• [Brief]: Print out every line, exactly as written.

• [Records]:

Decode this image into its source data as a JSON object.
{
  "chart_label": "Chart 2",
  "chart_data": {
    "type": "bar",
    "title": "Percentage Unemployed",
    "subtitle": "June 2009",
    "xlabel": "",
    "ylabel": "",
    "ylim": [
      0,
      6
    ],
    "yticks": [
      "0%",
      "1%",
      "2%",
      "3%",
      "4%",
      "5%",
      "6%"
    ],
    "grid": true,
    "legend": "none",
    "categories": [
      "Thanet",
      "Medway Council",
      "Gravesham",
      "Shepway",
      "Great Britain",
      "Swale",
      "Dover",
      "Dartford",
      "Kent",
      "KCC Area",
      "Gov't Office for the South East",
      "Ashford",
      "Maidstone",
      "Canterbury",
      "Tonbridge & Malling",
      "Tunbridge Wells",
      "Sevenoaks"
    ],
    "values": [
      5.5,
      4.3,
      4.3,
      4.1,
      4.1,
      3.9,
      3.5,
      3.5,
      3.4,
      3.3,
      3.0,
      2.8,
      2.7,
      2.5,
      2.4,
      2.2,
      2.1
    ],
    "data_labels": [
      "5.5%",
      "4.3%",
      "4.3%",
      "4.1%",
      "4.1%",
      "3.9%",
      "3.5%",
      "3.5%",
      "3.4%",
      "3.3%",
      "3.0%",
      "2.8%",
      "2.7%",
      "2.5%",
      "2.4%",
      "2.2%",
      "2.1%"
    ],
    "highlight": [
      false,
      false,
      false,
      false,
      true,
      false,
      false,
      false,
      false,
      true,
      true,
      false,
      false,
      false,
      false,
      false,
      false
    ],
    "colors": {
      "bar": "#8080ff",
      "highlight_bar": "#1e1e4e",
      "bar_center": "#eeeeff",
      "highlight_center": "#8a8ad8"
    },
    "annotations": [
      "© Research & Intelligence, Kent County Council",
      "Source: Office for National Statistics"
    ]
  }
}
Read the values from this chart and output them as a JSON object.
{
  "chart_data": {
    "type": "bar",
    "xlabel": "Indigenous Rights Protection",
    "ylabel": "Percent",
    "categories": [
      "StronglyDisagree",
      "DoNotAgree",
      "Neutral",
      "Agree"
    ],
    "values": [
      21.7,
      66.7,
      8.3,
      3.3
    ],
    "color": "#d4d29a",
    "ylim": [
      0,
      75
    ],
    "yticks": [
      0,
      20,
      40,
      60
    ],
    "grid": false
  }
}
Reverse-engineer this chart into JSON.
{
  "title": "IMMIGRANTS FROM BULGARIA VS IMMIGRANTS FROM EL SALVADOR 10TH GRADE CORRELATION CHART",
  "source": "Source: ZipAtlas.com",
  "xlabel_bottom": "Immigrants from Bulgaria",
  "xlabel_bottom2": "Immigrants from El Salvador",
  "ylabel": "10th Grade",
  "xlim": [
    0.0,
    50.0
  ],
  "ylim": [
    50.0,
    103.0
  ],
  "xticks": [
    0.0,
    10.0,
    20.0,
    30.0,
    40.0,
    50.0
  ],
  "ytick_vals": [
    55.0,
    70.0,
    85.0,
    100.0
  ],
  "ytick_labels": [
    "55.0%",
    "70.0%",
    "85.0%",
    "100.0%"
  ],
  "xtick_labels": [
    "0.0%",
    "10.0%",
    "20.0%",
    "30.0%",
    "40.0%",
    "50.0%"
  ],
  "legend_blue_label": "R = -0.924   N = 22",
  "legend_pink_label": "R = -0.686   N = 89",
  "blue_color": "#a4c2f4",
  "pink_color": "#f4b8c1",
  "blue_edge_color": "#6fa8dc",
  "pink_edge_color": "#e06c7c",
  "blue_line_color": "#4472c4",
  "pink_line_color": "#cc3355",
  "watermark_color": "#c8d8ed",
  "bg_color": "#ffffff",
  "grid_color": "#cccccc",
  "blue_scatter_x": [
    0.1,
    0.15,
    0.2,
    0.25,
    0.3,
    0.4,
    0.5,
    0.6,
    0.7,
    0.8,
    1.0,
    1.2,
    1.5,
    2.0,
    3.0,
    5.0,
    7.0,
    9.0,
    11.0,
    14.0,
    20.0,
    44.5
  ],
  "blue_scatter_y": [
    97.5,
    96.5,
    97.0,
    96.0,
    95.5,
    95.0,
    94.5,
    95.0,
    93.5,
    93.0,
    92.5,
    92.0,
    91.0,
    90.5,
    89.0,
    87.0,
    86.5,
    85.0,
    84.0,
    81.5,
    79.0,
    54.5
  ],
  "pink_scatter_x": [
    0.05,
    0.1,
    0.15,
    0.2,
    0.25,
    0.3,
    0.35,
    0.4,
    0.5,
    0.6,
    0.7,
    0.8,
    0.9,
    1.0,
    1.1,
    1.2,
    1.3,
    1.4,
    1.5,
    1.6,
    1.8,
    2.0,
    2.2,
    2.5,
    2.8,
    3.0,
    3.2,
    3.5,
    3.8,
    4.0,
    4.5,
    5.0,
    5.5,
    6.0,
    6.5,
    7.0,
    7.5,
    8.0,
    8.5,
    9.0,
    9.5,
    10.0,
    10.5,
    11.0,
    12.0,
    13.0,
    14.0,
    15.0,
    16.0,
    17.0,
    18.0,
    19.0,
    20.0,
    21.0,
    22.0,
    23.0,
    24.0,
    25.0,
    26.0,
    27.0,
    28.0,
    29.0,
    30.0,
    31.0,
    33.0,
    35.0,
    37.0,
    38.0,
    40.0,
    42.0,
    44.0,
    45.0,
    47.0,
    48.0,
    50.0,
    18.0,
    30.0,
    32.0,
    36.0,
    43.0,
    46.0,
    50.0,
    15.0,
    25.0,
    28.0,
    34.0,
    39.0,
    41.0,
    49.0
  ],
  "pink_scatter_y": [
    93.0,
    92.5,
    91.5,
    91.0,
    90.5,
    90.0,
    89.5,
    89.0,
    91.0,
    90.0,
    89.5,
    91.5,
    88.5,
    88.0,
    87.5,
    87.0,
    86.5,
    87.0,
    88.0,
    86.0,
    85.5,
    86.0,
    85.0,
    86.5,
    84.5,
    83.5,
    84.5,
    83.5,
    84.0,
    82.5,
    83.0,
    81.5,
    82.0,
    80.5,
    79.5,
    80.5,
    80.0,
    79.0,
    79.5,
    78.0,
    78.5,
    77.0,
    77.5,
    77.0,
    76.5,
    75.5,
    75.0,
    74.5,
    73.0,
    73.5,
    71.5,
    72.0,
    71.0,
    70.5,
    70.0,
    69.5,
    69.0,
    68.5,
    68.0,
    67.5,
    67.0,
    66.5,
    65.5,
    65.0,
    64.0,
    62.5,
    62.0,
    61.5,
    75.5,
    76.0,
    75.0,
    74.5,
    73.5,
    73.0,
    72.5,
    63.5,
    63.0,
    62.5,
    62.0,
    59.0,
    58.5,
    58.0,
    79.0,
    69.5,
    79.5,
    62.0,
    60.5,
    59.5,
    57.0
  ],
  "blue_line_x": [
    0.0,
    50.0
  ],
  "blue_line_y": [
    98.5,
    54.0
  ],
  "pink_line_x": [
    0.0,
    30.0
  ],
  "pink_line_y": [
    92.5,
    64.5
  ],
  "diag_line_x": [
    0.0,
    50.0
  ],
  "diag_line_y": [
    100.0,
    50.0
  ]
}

• [The answer]:
Decode this image into its source data as a JSON object.
{
  "chart_label": "Chart 2",
  "chart_data": {
    "type": "bar",
    "title": "Percentage Unemployed",
    "subtitle": "June 2009",
    "xlabel": "",
    "ylabel": "",
    "ylim": [
      0,
      6
    ],
    "yticks": [
      "0%",
      "1%",
      "2%",
      "3%",
      "4%",
      "5%",
      "6%"
    ],
    "grid": true,
    "legend": "none",
    "categories": [
      "Thanet",
      "Medway Council",
      "Gravesham",
      "Shepway",
      "Great Britain",
      "Swale",
      "Dover",
      "Dartford",
      "Kent",
      "KCC Area",
      "Gov't Office for the South East",
      "Ashford",
      "Maidstone",
      "Canterbury",
      "Tonbridge & Malling",
      "Tunbridge Wells",
      "Sevenoaks"
    ],
    "values": [
      5.5,
      4.3,
      4.3,
      4.1,
      4.1,
      3.9,
      3.5,
      3.5,
      3.4,
      3.3,
      3.0,
      2.8,
      2.7,
      2.5,
      2.4,
      2.2,
      2.1
    ],
    "data_labels": [
      "5.5%",
      "4.3%",
      "4.3%",
      "4.1%",
      "4.1%",
      "3.9%",
      "3.5%",
      "3.5%",
      "3.4%",
      "3.3%",
      "3.0%",
      "2.8%",
      "2.7%",
      "2.5%",
      "2.4%",
      "2.2%",
      "2.1%"
    ],
    "highlight": [
      false,
      false,
      false,
      false,
      true,
      false,
      false,
      false,
      false,
      true,
      true,
      false,
      false,
      false,
      false,
      false,
      false
    ],
    "colors": {
      "bar": "#8080ff",
      "highlight_bar": "#1e1e4e",
      "bar_center": "#eeeeff",
      "highlight_center": "#8a8ad8"
    },
    "annotations": [
      "© Research & Intelligence, Kent County Council",
      "Source: Office for National Statistics"
    ]
  }
}
Read the values from this chart and output them as a JSON object.
{
  "chart_data": {
    "type": "bar",
    "xlabel": "Indigenous Rights Protection",
    "ylabel": "Percent",
    "categories": [
      "StronglyDisagree",
      "DoNotAgree",
      "Neutral",
      "Agree"
    ],
    "values": [
      21.7,
      66.7,
      8.3,
      3.3
    ],
    "color": "#d4d29a",
    "ylim": [
      0,
      75
    ],
    "yticks": [
      0,
      20,
      40,
      60
    ],
    "grid": false
  }
}
Reverse-engineer this chart into JSON.
{
  "title": "IMMIGRANTS FROM BULGARIA VS IMMIGRANTS FROM EL SALVADOR 10TH GRADE CORRELATION CHART",
  "source": "Source: ZipAtlas.com",
  "xlabel_bottom": "Immigrants from Bulgaria",
  "xlabel_bottom2": "Immigrants from El Salvador",
  "ylabel": "10th Grade",
  "xlim": [
    0.0,
    50.0
  ],
  "ylim": [
    50.0,
    103.0
  ],
  "xticks": [
    0.0,
    10.0,
    20.0,
    30.0,
    40.0,
    50.0
  ],
  "ytick_vals": [
    55.0,
    70.0,
    85.0,
    100.0
  ],
  "ytick_labels": [
    "55.0%",
    "70.0%",
    "85.0%",
    "100.0%"
  ],
  "xtick_labels": [
    "0.0%",
    "10.0%",
    "20.0%",
    "30.0%",
    "40.0%",
    "50.0%"
  ],
  "legend_blue_label": "R = -0.924   N = 22",
  "legend_pink_label": "R = -0.686   N = 89",
  "blue_color": "#a4c2f4",
  "pink_color": "#f4b8c1",
  "blue_edge_color": "#6fa8dc",
  "pink_edge_color": "#e06c7c",
  "blue_line_color": "#4472c4",
  "pink_line_color": "#cc3355",
  "watermark_color": "#c8d8ed",
  "bg_color": "#ffffff",
  "grid_color": "#cccccc",
  "blue_scatter_x": [
    0.1,
    0.15,
    0.2,
    0.25,
    0.3,
    0.4,
    0.5,
    0.6,
    0.7,
    0.8,
    1.0,
    1.2,
    1.5,
    2.0,
    3.0,
    5.0,
    7.0,
    9.0,
    11.0,
    14.0,
    20.0,
    44.5
  ],
  "blue_scatter_y": [
    97.5,
    96.5,
    97.0,
    96.0,
    95.5,
    95.0,
    94.5,
    95.0,
    93.5,
    93.0,
    92.5,
    92.0,
    91.0,
    90.5,
    89.0,
    87.0,
    86.5,
    85.0,
    84.0,
    81.5,
    79.0,
    54.5
  ],
  "pink_scatter_x": [
    0.05,
    0.1,
    0.15,
    0.2,
    0.25,
    0.3,
    0.35,
    0.4,
    0.5,
    0.6,
    0.7,
    0.8,
    0.9,
    1.0,
    1.1,
    1.2,
    1.3,
    1.4,
    1.5,
    1.6,
    1.8,
    2.0,
    2.2,
    2.5,
    2.8,
    3.0,
    3.2,
    3.5,
    3.8,
    4.0,
    4.5,
    5.0,
    5.5,
    6.0,
    6.5,
    7.0,
    7.5,
    8.0,
    8.5,
    9.0,
    9.5,
    10.0,
    10.5,
    11.0,
    12.0,
    13.0,
    14.0,
    15.0,
    16.0,
    17.0,
    18.0,
    19.0,
    20.0,
    21.0,
    22.0,
    23.0,
    24.0,
    25.0,
    26.0,
    27.0,
    28.0,
    29.0,
    30.0,
    31.0,
    33.0,
    35.0,
    37.0,
    38.0,
    40.0,
    42.0,
    44.0,
    45.0,
    47.0,
    48.0,
    50.0,
    18.0,
    30.0,
    32.0,
    36.0,
    43.0,
    46.0,
    50.0,
    15.0,
    25.0,
    28.0,
    34.0,
    39.0,
    41.0,
    49.0
  ],
  "pink_scatter_y": [
    93.0,
    92.5,
    91.5,
    91.0,
    90.5,
    90.0,
    89.5,
    89.0,
    91.0,
    90.0,
    89.5,
    91.5,
    88.5,
    88.0,
    87.5,
    87.0,
    86.5,
    87.0,
    88.0,
    86.0,
    85.5,
    86.0,
    85.0,
    86.5,
    84.5,
    83.5,
    84.5,
    83.5,
    84.0,
    82.5,
    83.0,
    81.5,
    82.0,
    80.5,
    79.5,
    80.5,
    80.0,
    79.0,
    79.5,
    78.0,
    78.5,
    77.0,
    77.5,
    77.0,
    76.5,
    75.5,
    75.0,
    74.5,
    73.0,
    73.5,
    71.5,
    72.0,
    71.0,
    70.5,
    70.0,
    69.5,
    69.0,
    68.5,
    68.0,
    67.5,
    67.0,
    66.5,
    65.5,
    65.0,
    64.0,
    62.5,
    62.0,
    61.5,
    75.5,
    76.0,
    75.0,
    74.5,
    73.5,
    73.0,
    72.5,
    63.5,
    63.0,
    62.5,
    62.0,
    59.0,
    58.5,
    58.0,
    79.0,
    69.5,
    79.5,
    62.0,
    60.5,
    59.5,
    57.0
  ],
  "blue_line_x": [
    0.0,
    50.0
  ],
  "blue_line_y": [
    98.5,
    54.0
  ],
  "pink_line_x": [
    0.0,
    30.0
  ],
  "pink_line_y": [
    92.5,
    64.5
  ],
  "diag_line_x": [
    0.0,
    50.0
  ],
  "diag_line_y": [
    100.0,
    50.0
  ]
}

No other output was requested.